#### [Short exercise]
Determine the number of lines in the data that include the word "date", and write only that number.

#### [Available records]
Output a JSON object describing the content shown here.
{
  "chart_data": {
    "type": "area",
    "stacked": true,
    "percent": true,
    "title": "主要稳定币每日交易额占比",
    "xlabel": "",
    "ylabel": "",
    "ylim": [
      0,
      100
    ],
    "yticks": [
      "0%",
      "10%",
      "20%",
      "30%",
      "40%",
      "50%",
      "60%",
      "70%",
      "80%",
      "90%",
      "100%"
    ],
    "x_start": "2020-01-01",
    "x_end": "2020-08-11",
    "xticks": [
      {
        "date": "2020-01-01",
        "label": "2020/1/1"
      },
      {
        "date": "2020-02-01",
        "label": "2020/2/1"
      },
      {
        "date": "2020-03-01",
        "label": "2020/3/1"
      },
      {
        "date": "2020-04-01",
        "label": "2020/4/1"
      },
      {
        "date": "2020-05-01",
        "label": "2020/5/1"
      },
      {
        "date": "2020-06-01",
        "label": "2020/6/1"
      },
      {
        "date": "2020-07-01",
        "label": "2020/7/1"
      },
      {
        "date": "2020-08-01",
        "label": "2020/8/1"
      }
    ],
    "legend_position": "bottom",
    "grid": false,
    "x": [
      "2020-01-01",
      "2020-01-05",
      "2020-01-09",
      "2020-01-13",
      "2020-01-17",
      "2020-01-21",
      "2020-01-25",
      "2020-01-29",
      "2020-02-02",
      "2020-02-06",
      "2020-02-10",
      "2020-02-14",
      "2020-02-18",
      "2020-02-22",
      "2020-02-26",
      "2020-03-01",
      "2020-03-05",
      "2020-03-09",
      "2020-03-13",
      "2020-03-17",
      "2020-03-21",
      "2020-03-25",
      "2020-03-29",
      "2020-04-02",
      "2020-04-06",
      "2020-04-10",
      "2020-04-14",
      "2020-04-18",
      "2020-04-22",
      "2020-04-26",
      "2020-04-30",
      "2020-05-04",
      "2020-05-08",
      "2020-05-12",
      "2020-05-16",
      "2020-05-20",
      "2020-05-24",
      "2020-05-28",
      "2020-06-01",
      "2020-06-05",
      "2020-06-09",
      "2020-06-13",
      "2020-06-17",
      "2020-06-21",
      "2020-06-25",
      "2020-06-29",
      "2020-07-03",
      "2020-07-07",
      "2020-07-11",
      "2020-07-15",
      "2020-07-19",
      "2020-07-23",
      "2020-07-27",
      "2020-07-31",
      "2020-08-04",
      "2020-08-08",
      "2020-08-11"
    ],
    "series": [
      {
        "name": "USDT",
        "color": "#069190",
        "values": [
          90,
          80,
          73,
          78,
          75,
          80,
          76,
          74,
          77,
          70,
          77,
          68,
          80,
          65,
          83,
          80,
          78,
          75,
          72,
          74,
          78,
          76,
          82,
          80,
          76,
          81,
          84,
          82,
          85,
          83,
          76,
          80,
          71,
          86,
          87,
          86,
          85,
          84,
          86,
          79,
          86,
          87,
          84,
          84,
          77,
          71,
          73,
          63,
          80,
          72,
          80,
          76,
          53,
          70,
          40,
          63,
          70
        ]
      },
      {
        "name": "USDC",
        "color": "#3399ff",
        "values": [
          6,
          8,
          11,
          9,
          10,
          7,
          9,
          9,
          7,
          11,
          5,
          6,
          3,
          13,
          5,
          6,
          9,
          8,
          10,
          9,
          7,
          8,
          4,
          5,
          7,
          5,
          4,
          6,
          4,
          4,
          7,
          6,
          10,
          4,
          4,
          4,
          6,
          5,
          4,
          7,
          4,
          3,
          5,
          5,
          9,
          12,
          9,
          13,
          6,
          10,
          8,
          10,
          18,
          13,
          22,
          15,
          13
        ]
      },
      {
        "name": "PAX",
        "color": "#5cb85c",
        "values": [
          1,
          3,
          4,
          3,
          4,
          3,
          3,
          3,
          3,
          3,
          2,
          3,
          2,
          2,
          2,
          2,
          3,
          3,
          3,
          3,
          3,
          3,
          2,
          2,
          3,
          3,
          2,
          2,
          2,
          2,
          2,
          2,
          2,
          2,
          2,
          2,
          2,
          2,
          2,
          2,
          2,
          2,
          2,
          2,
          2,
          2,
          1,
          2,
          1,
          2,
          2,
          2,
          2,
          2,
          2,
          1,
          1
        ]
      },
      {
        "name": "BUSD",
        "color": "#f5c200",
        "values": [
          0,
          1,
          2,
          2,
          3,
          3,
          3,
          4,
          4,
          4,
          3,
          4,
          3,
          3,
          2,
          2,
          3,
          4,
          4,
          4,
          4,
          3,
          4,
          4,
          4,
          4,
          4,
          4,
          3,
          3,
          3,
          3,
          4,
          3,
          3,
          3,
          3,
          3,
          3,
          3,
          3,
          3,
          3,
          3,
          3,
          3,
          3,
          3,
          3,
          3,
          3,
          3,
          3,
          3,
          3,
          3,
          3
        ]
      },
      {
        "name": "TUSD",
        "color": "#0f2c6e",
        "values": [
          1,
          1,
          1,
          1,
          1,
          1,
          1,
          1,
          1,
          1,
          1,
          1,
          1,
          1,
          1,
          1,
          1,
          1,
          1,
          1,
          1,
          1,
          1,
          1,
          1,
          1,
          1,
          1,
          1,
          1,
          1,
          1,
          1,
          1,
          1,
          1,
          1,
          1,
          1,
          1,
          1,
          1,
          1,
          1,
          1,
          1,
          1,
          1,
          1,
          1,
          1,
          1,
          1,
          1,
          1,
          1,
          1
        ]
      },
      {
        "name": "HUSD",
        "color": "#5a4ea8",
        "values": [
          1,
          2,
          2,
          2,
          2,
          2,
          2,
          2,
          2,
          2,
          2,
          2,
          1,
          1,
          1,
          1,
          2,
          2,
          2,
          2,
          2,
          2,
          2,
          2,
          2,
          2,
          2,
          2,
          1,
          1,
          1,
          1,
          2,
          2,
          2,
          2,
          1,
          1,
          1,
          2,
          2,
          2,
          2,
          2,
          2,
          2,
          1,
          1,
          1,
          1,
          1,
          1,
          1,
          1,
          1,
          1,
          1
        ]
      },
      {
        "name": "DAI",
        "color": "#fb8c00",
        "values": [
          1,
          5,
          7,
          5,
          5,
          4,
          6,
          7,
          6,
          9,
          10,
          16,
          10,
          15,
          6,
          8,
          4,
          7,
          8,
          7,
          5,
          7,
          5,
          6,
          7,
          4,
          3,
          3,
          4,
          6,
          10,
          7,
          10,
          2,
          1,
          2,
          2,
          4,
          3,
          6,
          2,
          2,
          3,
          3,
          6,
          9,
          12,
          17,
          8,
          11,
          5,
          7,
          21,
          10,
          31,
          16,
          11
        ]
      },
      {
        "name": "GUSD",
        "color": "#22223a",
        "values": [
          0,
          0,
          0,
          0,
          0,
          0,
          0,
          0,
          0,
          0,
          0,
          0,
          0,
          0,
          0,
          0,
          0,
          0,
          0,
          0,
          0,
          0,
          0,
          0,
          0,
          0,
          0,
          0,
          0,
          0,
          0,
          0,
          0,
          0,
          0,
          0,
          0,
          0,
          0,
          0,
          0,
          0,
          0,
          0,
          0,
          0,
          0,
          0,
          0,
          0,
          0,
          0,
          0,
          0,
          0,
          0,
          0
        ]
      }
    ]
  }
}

#### [Complete answer]
8